Copy from the material, unchanged, the lines from the line with "765, 126, 790]" to the line with "268, 597, 870]", including both of those lines.

═══

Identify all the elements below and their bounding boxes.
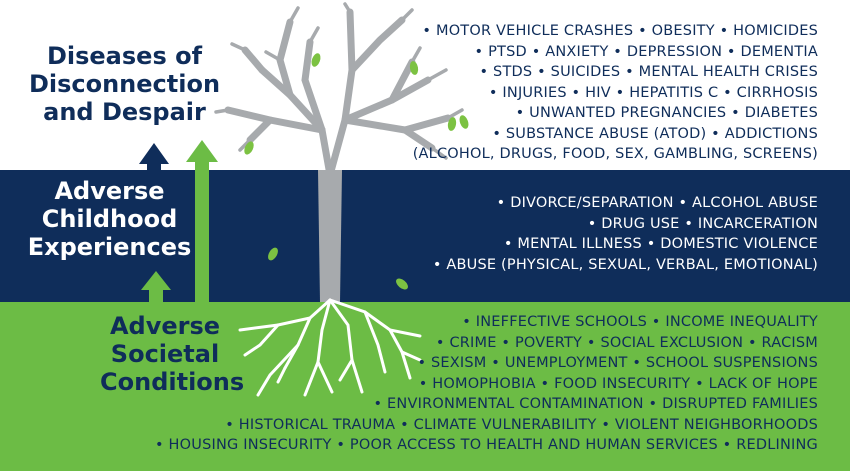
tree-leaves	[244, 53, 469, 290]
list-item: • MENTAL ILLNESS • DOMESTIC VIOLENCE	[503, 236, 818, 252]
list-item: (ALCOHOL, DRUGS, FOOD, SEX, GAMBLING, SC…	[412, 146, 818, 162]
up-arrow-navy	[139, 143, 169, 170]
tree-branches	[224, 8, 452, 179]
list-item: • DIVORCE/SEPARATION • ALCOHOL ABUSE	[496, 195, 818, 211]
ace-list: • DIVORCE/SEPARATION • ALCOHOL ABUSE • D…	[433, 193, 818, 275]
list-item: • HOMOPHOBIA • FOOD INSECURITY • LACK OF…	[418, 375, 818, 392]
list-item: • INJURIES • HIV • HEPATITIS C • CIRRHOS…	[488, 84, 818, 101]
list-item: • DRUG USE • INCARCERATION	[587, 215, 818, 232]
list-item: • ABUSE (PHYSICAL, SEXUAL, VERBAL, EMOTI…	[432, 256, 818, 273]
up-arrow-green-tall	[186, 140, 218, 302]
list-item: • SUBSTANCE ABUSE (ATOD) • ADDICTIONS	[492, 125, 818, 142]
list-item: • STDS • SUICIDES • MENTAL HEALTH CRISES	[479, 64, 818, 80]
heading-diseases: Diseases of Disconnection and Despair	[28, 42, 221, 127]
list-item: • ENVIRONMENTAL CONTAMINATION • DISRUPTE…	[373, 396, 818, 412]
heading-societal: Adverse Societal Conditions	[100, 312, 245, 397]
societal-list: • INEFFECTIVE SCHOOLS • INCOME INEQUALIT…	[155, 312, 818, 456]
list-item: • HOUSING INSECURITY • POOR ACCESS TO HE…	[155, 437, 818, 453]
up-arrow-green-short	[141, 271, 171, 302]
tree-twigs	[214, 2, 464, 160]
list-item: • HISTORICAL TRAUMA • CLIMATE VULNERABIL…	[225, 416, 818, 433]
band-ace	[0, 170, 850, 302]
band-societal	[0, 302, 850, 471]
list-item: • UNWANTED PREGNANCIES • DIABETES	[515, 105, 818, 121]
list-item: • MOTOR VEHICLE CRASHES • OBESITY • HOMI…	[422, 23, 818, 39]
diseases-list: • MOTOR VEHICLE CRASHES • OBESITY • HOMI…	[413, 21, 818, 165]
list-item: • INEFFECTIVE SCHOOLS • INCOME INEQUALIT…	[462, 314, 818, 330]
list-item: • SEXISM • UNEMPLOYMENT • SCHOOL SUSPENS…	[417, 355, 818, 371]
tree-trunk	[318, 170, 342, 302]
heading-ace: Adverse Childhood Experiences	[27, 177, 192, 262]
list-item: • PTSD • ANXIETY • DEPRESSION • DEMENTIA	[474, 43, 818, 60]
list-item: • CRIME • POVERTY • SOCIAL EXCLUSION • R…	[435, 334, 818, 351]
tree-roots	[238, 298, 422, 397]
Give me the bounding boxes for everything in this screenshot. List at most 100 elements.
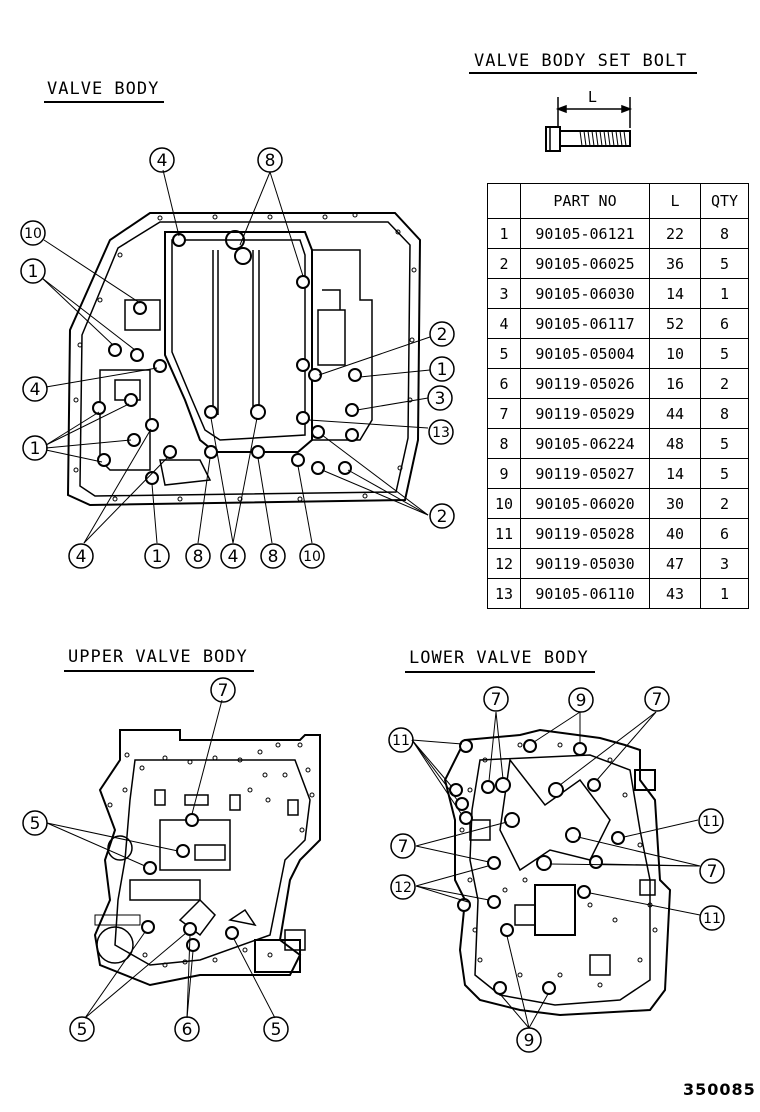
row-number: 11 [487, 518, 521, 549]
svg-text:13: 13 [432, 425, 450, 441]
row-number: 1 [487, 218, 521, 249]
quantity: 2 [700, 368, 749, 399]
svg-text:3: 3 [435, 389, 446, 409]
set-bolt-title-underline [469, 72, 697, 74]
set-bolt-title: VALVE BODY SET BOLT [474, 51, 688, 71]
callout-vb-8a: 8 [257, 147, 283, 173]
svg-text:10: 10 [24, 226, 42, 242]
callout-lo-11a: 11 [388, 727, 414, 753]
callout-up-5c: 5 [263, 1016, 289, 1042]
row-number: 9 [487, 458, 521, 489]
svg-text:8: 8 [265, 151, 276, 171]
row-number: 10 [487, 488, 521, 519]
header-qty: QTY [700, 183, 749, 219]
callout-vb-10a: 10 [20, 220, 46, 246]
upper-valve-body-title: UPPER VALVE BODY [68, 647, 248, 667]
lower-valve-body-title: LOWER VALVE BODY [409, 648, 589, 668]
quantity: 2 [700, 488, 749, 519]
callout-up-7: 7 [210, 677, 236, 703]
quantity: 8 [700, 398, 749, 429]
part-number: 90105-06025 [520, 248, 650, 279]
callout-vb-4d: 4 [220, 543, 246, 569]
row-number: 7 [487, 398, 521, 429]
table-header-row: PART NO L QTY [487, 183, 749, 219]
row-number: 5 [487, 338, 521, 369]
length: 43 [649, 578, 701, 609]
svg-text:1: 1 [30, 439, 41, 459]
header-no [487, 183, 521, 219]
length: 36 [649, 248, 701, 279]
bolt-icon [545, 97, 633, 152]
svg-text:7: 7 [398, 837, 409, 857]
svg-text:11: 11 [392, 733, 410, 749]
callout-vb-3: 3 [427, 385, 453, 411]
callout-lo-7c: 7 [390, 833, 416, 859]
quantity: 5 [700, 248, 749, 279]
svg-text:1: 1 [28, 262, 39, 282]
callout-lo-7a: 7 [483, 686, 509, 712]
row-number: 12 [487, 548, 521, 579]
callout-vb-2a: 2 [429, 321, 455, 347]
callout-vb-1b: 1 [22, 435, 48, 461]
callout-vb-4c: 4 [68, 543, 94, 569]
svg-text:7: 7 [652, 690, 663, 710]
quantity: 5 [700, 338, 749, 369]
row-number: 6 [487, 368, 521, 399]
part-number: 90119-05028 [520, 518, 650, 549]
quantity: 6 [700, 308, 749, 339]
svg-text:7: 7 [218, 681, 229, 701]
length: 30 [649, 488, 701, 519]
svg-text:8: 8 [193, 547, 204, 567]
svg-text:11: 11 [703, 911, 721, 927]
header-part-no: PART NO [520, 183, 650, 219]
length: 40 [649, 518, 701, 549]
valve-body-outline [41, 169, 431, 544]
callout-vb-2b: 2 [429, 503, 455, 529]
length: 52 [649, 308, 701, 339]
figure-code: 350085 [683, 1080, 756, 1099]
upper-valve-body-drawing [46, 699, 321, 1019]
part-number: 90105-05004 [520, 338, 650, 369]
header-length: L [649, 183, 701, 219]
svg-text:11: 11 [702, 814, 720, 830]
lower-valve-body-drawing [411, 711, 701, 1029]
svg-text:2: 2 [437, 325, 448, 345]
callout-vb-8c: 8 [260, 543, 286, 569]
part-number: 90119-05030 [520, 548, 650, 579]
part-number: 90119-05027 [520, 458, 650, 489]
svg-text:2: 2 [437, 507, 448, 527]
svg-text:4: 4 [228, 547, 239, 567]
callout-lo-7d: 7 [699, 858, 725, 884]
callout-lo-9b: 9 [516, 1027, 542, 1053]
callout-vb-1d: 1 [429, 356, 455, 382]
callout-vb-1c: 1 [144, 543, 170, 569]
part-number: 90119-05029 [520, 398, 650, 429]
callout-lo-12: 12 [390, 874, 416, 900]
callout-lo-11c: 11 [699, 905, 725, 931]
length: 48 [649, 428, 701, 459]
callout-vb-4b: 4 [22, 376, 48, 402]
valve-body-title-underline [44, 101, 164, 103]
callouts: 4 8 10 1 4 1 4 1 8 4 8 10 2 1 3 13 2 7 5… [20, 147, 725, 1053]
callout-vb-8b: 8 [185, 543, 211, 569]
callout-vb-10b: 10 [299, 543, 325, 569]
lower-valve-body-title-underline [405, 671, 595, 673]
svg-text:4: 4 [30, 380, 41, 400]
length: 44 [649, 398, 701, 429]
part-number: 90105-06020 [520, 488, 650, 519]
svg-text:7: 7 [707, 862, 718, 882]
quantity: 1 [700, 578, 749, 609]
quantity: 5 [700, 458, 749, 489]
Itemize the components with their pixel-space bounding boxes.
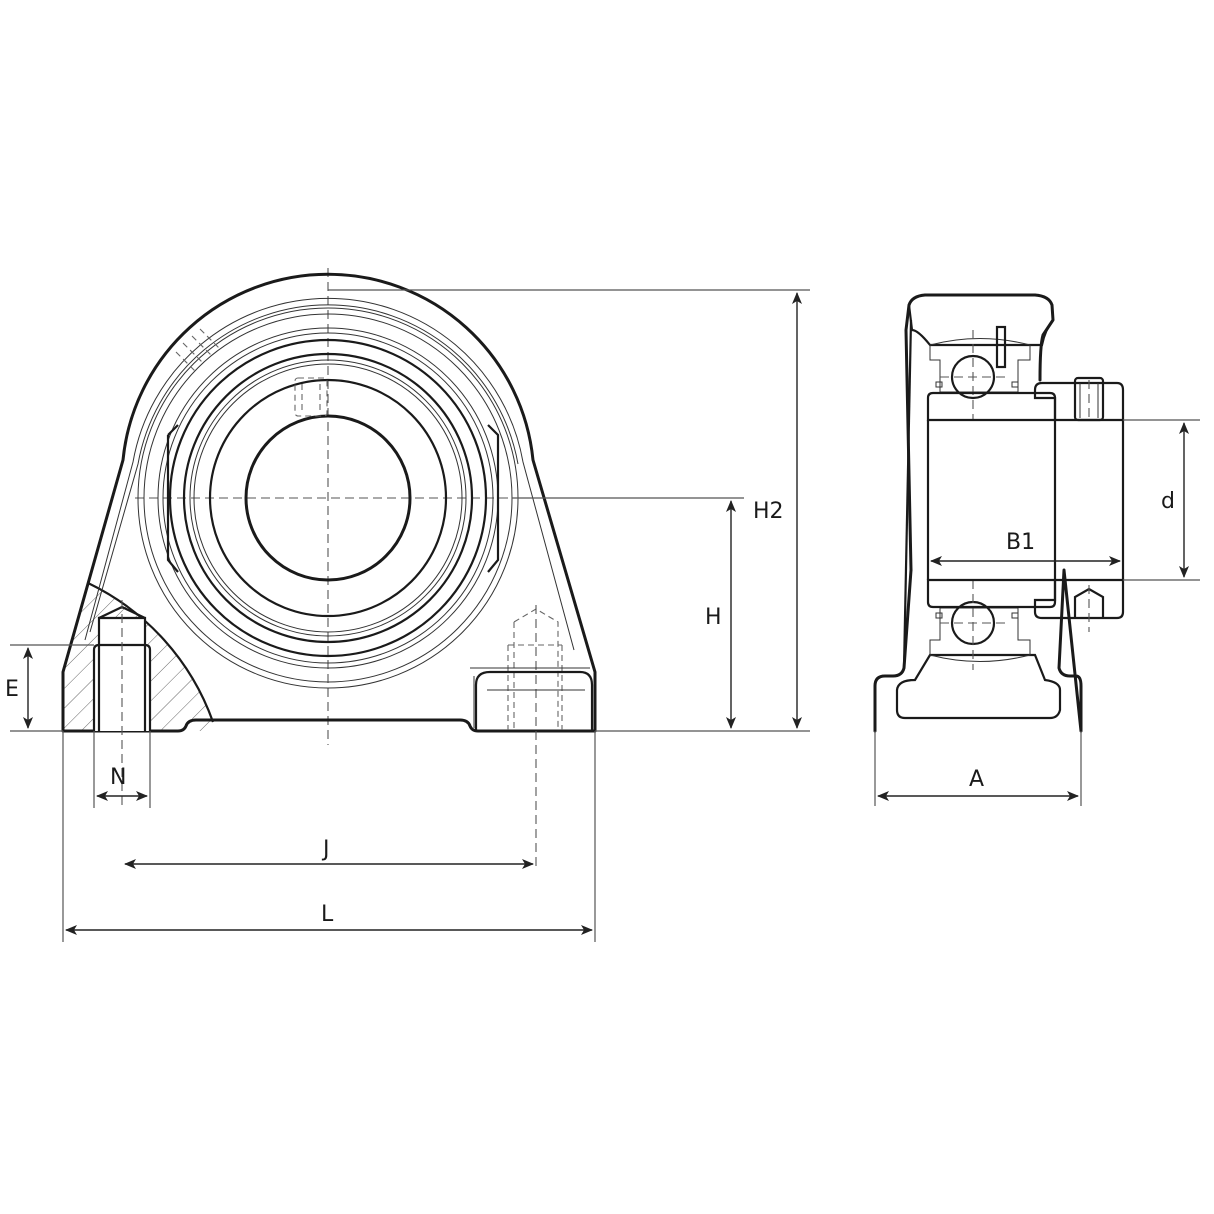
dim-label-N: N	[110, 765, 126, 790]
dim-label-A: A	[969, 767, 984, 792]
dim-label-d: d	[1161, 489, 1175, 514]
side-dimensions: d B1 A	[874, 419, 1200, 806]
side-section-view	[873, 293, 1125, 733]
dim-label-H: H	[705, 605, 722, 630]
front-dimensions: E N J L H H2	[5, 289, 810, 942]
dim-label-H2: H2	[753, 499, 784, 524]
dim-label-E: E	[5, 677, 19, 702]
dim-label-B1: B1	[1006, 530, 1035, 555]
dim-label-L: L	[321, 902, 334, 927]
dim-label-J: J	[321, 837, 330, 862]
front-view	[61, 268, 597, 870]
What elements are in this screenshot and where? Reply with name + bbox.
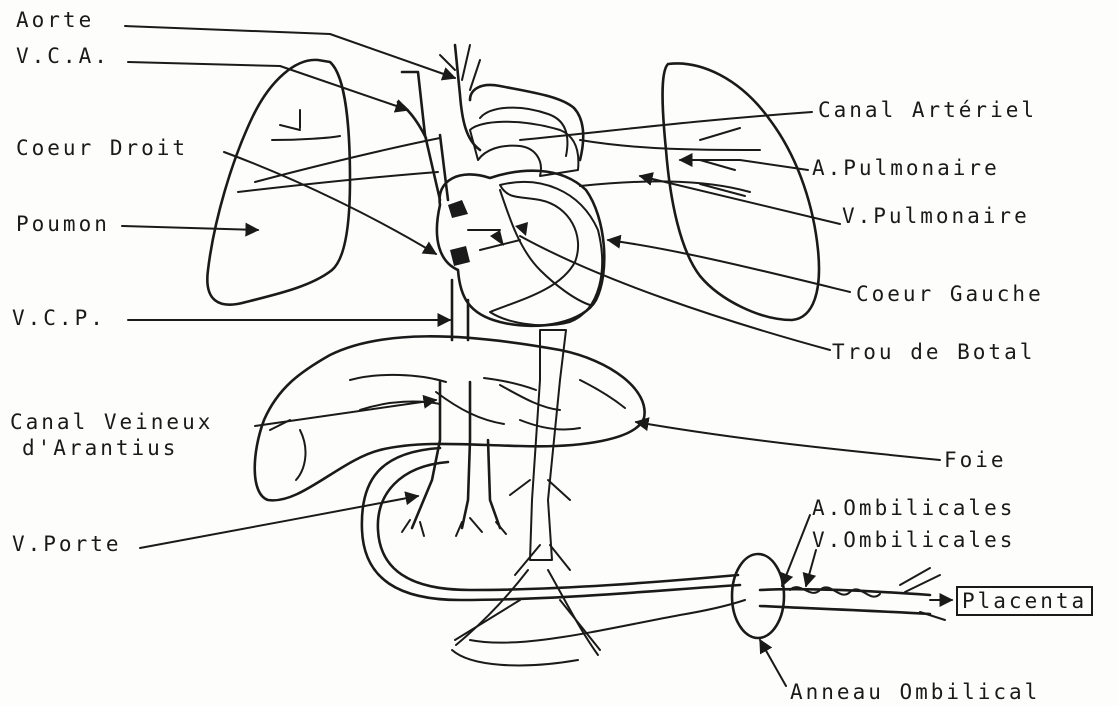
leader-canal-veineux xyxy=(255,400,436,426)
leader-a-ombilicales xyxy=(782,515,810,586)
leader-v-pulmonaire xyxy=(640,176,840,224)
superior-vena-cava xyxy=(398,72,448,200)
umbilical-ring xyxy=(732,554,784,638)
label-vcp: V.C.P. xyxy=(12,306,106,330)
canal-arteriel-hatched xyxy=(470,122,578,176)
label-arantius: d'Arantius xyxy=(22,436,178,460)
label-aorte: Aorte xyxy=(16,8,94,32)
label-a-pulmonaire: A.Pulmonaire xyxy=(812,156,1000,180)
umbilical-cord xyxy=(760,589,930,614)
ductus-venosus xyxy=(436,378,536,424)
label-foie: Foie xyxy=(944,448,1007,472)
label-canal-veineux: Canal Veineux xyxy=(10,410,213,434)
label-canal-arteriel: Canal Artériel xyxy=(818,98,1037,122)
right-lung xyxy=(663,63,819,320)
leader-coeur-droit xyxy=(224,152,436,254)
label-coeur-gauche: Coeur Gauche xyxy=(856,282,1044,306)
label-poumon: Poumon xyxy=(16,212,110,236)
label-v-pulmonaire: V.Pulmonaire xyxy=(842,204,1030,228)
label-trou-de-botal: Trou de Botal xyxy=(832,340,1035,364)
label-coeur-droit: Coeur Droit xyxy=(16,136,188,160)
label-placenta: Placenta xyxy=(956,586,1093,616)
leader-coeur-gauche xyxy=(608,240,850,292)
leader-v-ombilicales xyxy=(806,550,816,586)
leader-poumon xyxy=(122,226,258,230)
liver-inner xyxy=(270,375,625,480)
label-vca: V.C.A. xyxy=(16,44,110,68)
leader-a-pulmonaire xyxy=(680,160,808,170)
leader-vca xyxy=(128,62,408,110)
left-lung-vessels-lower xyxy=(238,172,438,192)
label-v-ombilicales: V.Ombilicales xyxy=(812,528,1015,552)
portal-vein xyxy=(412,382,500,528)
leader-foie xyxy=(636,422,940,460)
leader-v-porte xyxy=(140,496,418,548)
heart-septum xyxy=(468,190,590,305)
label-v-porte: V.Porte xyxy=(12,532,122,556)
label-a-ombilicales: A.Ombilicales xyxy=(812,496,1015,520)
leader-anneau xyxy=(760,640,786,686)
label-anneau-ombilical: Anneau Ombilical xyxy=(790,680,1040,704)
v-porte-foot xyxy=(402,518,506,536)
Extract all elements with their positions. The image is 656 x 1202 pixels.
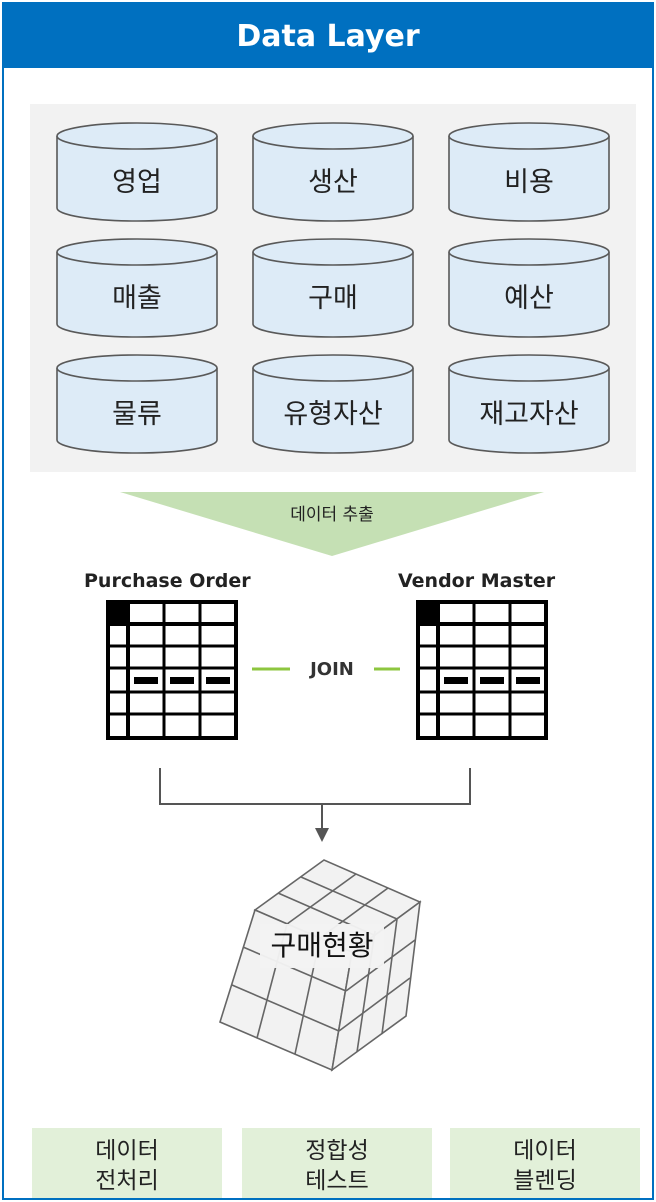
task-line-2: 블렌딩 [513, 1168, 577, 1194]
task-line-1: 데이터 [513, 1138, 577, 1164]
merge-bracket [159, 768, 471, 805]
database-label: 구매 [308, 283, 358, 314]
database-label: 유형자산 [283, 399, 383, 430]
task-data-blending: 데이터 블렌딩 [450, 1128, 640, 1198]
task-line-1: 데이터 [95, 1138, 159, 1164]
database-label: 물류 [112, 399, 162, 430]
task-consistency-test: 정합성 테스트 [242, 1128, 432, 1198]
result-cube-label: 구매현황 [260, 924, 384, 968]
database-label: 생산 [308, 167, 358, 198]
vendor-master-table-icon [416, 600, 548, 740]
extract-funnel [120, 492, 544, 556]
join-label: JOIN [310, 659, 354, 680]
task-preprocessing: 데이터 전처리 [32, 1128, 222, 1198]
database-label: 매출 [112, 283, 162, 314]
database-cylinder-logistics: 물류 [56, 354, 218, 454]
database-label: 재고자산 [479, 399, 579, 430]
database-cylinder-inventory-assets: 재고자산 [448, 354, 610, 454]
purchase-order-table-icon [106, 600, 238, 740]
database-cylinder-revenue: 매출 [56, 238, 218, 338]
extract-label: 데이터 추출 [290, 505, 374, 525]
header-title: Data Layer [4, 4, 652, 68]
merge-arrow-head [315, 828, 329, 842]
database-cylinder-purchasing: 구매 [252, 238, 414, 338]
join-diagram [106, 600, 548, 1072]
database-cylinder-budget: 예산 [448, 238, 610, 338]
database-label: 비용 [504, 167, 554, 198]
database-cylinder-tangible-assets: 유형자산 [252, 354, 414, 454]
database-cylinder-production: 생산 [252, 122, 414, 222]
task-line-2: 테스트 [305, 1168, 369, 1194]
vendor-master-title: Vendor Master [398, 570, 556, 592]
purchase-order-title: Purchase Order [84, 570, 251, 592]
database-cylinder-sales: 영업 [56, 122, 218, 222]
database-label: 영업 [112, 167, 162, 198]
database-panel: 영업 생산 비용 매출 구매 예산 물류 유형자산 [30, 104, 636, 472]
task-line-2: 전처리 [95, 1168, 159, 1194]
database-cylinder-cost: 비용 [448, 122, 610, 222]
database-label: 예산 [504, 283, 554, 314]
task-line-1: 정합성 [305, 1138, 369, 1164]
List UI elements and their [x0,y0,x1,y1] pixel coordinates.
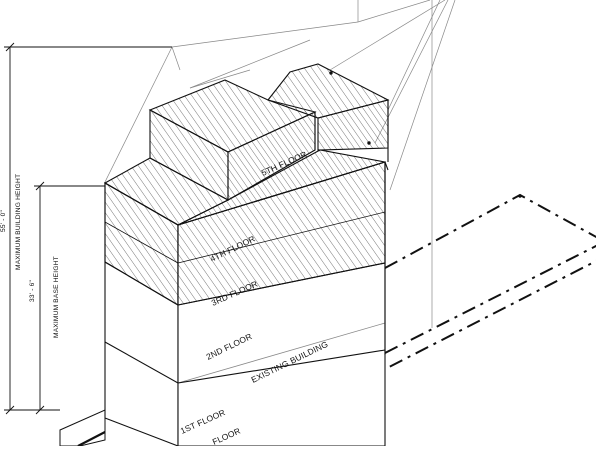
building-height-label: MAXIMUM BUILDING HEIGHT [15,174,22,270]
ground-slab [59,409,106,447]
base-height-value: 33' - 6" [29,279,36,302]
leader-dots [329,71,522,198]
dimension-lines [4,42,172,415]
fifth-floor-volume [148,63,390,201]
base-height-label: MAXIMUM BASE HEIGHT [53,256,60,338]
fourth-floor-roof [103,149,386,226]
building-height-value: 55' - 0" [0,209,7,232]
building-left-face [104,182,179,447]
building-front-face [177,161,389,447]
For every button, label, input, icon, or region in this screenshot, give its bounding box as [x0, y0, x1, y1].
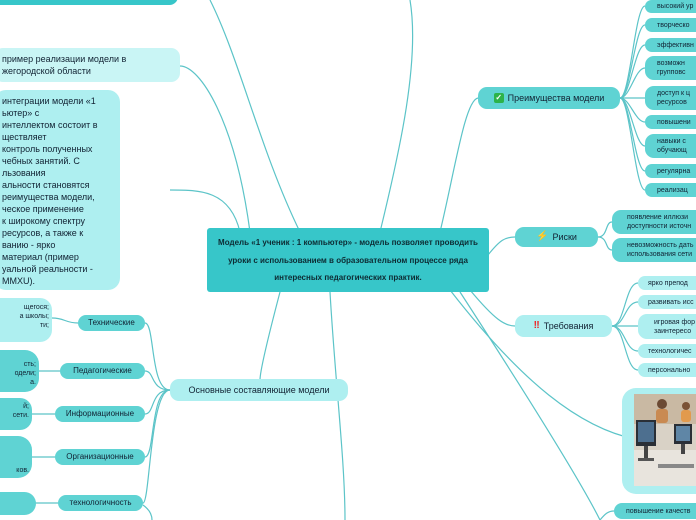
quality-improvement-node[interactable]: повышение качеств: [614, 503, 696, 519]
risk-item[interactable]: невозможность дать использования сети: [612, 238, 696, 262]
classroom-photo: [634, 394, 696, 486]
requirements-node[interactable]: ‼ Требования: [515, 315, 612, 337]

═══

◆ **Response**
dim-label-N: N	[110, 765, 126, 790]
dim-label-A: A	[969, 767, 984, 792]
dim-label-d: d	[1161, 489, 1175, 514]
side-dimensions: d B1 A	[874, 419, 1200, 806]
side-section-view	[873, 293, 1125, 733]
dim-label-H: H	[705, 605, 722, 630]
front-dimensions: E N J L H H2	[5, 289, 810, 942]
dim-label-H2: H2	[753, 499, 784, 524]
dim-label-E: E	[5, 677, 19, 702]
dim-label-B1: B1	[1006, 530, 1035, 555]
dim-label-L: L	[321, 902, 334, 927]
dim-label-J: J	[321, 837, 330, 862]
front-view	[61, 268, 597, 870]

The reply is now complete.